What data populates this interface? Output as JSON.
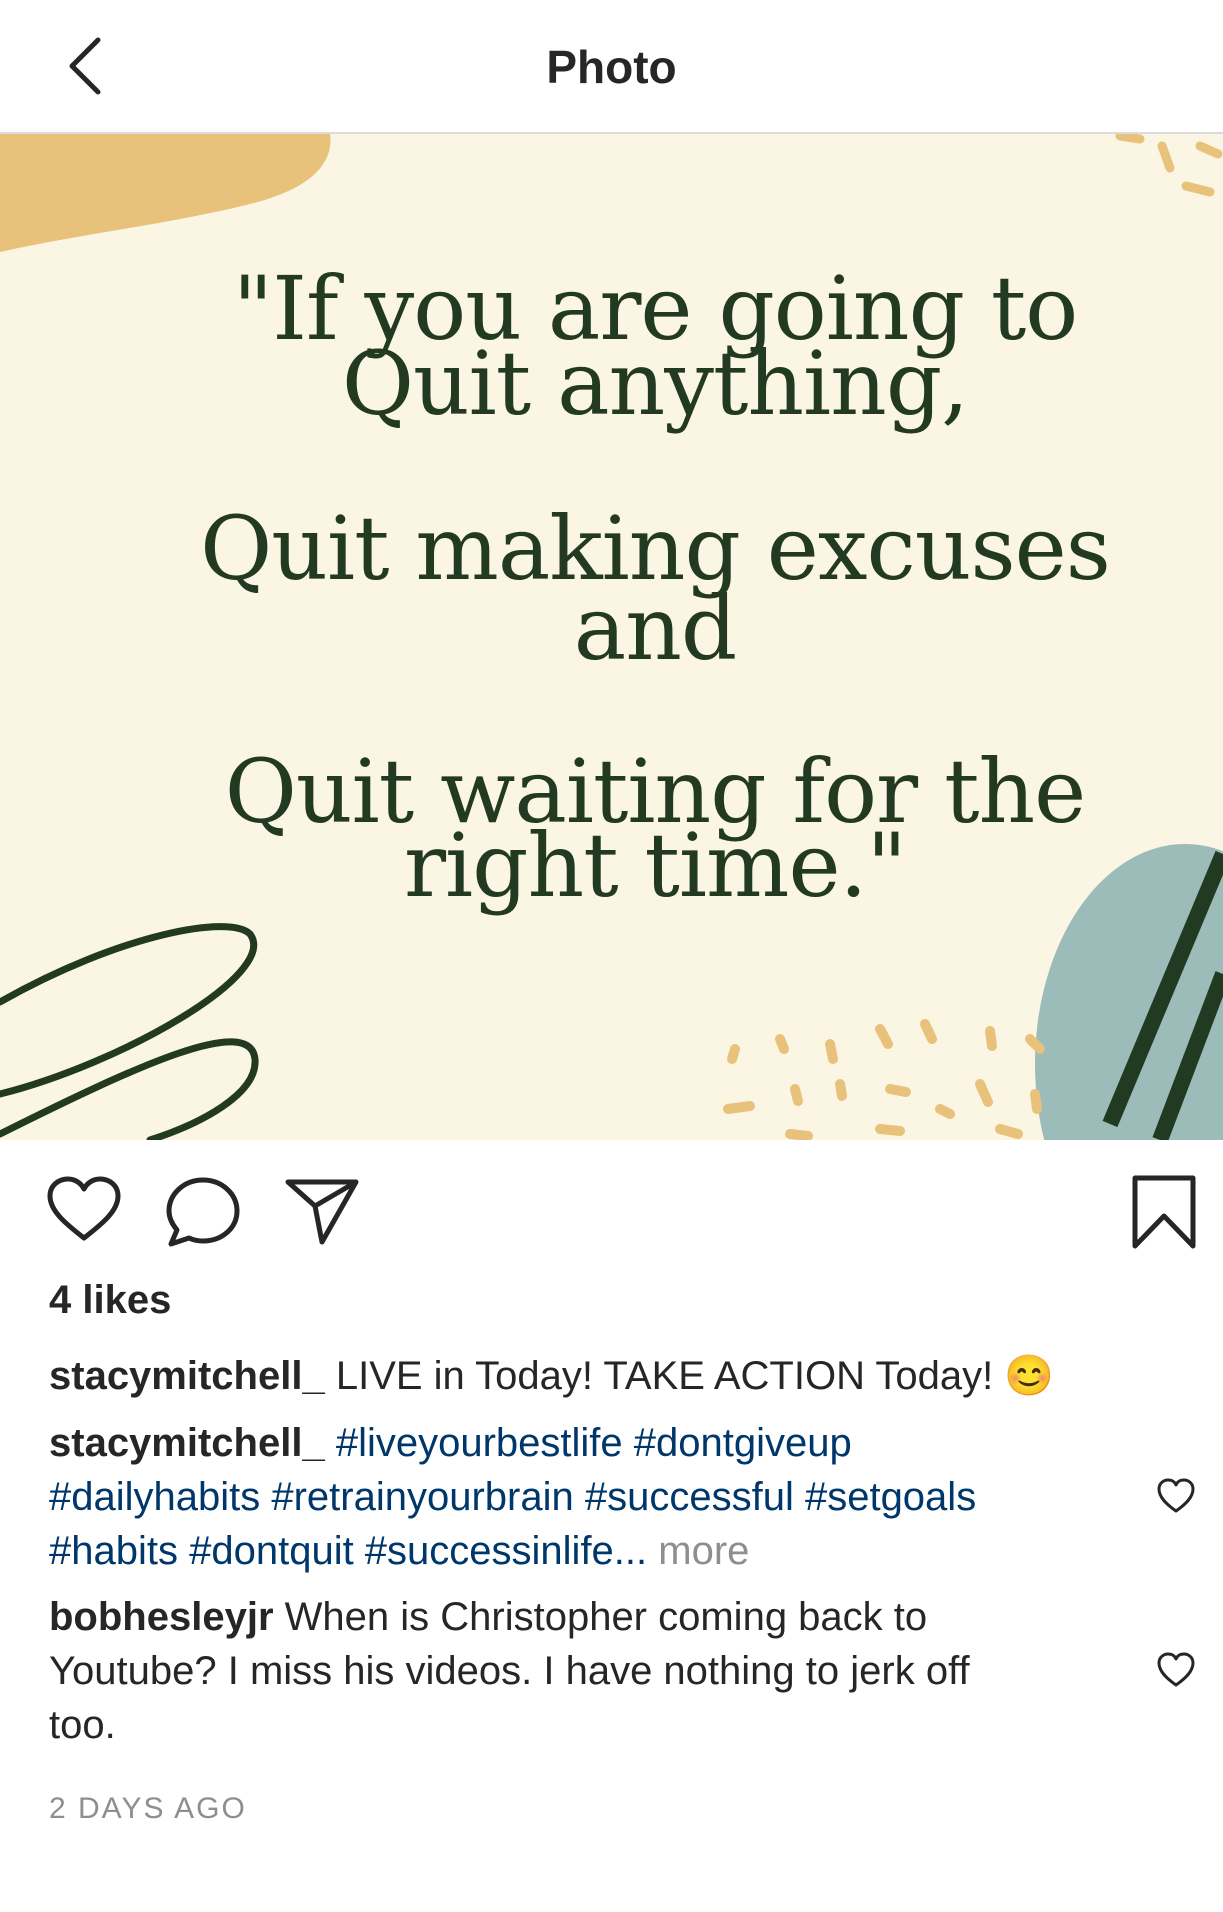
{
  "header": {
    "title": "Photo",
    "back_icon": "chevron-left-icon"
  },
  "post": {
    "image": {
      "quote_line_1": "\"If you are going to",
      "quote_line_2": "Quit anything,",
      "quote_line_3": "Quit making excuses",
      "quote_line_4": "and",
      "quote_line_5": "Quit waiting for the",
      "quote_line_6": "right time.\"",
      "colors": {
        "background": "#fbf5e4",
        "text": "#233a22",
        "accent_mustard": "#e8c27a",
        "accent_teal": "#9bbcb8"
      }
    },
    "actions": {
      "like_icon": "heart-icon",
      "comment_icon": "comment-icon",
      "share_icon": "paper-plane-icon",
      "save_icon": "bookmark-icon"
    },
    "likes": "4 likes",
    "caption": {
      "username": "stacymitchell_",
      "text": "LIVE in Today! TAKE ACTION Today!",
      "emoji": "😊"
    },
    "comments": [
      {
        "username": "stacymitchell_",
        "tags_line_1": "#liveyourbestlife #dontgiveup",
        "tags_line_2": "#dailyhabits #retrainyourbrain #successful #setgoals",
        "tags_line_3": "#habits #dontquit #successinlife...",
        "more": "more"
      },
      {
        "username": "bobhesleyjr",
        "text_line_1": "When is Christopher coming back to",
        "text_line_2": "Youtube? I miss his videos. I have nothing to jerk off",
        "text_line_3": "too."
      }
    ],
    "timestamp": "2 DAYS AGO",
    "link_color": "#00376b",
    "muted_color": "#8e8e8e"
  }
}
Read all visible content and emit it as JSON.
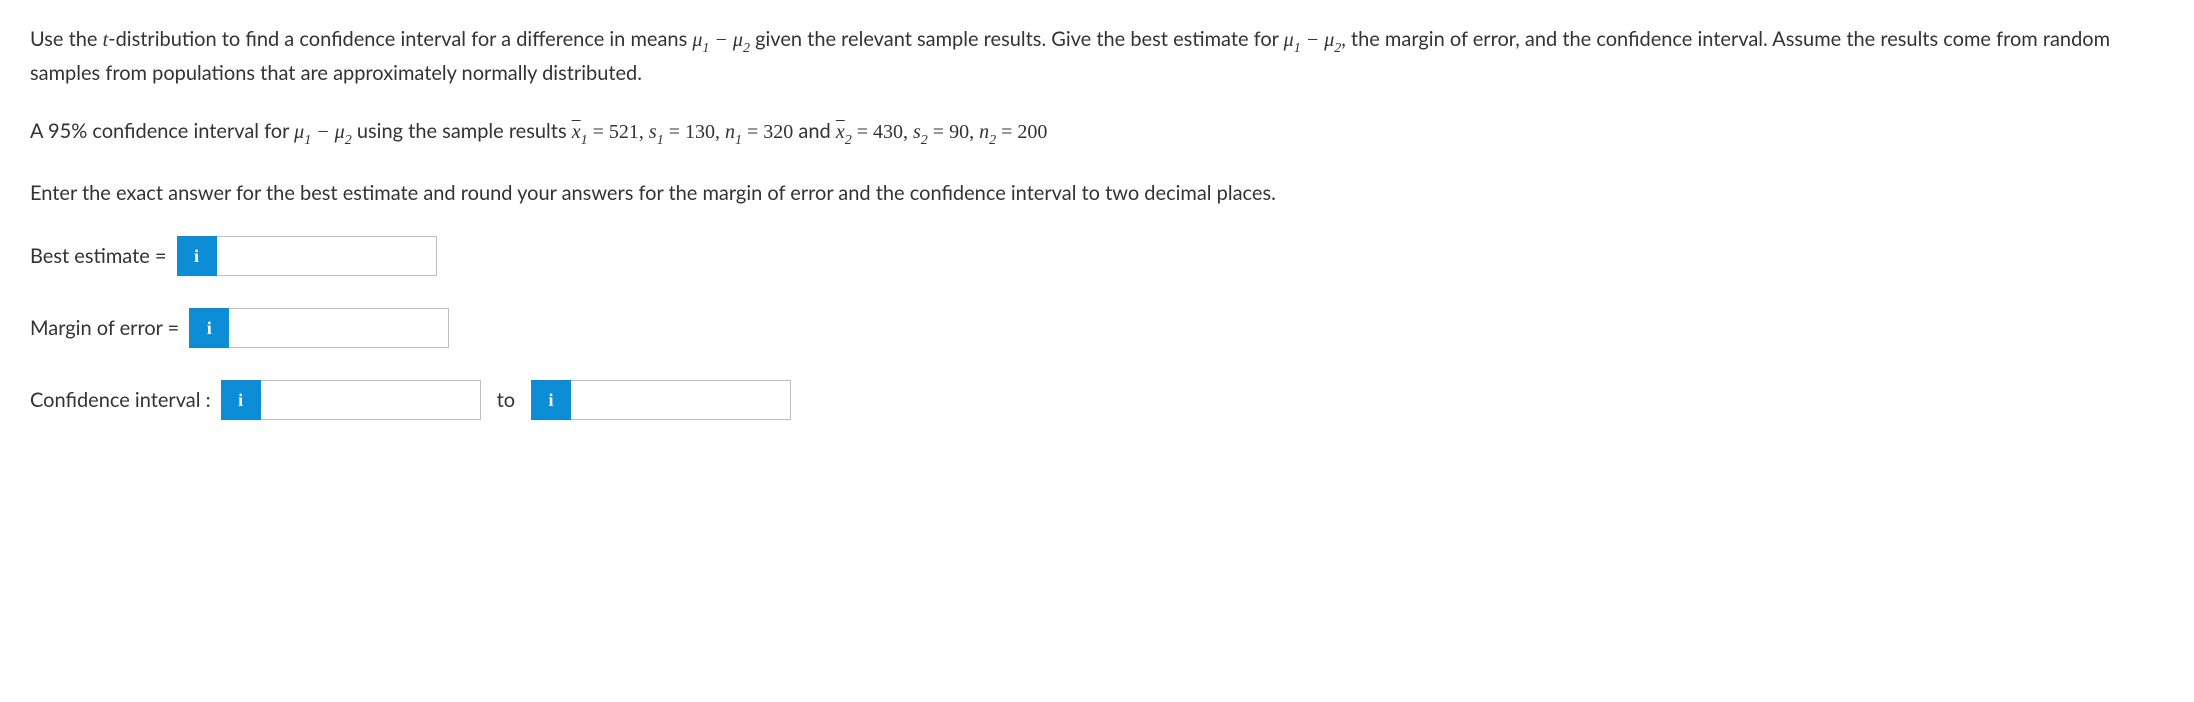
{
  "question": {
    "intro_part1": "Use the ",
    "intro_t": "t",
    "intro_part2": "-distribution to find a confidence interval for a difference in means ",
    "mu_diff": "μ₁ − μ₂",
    "intro_part3": " given the relevant sample results. Give the best estimate for ",
    "intro_part4": ", the margin of error, and the confidence interval. Assume the results come from random samples from populations that are approximately normally distributed.",
    "ci_text_part1": "A 95% confidence interval for ",
    "ci_text_part2": " using the sample results ",
    "xbar1_label": "x̄",
    "xbar1_sub": "1",
    "eq": " = ",
    "xbar1_val": "521",
    "s1_label": "s",
    "s1_sub": "1",
    "s1_val": "130",
    "n1_label": "n",
    "n1_sub": "1",
    "n1_val": "320",
    "and_text": " and ",
    "xbar2_label": "x̄",
    "xbar2_sub": "2",
    "xbar2_val": "430",
    "s2_label": "s",
    "s2_sub": "2",
    "s2_val": "90",
    "n2_label": "n",
    "n2_sub": "2",
    "n2_val": "200",
    "comma": ", ",
    "instruction": "Enter the exact answer for the best estimate and round your answers for the margin of error and the confidence interval to two decimal places."
  },
  "answers": {
    "best_estimate_label": "Best estimate = ",
    "margin_error_label": "Margin of error = ",
    "ci_label": "Confidence interval : ",
    "to_label": "to",
    "info_icon": "i",
    "best_estimate_value": "",
    "margin_error_value": "",
    "ci_lower_value": "",
    "ci_upper_value": ""
  }
}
★ ★ ★ ★ ★
Exercise instructions:
Lines holding the word "answers" in the entries above are the ones to pull out. Copy them all.

Completed exercise:
    "instruction": "Enter the exact answer for the best estimate and round your answers for the margin of error and the confidence interval to two decimal places."
  "answers": {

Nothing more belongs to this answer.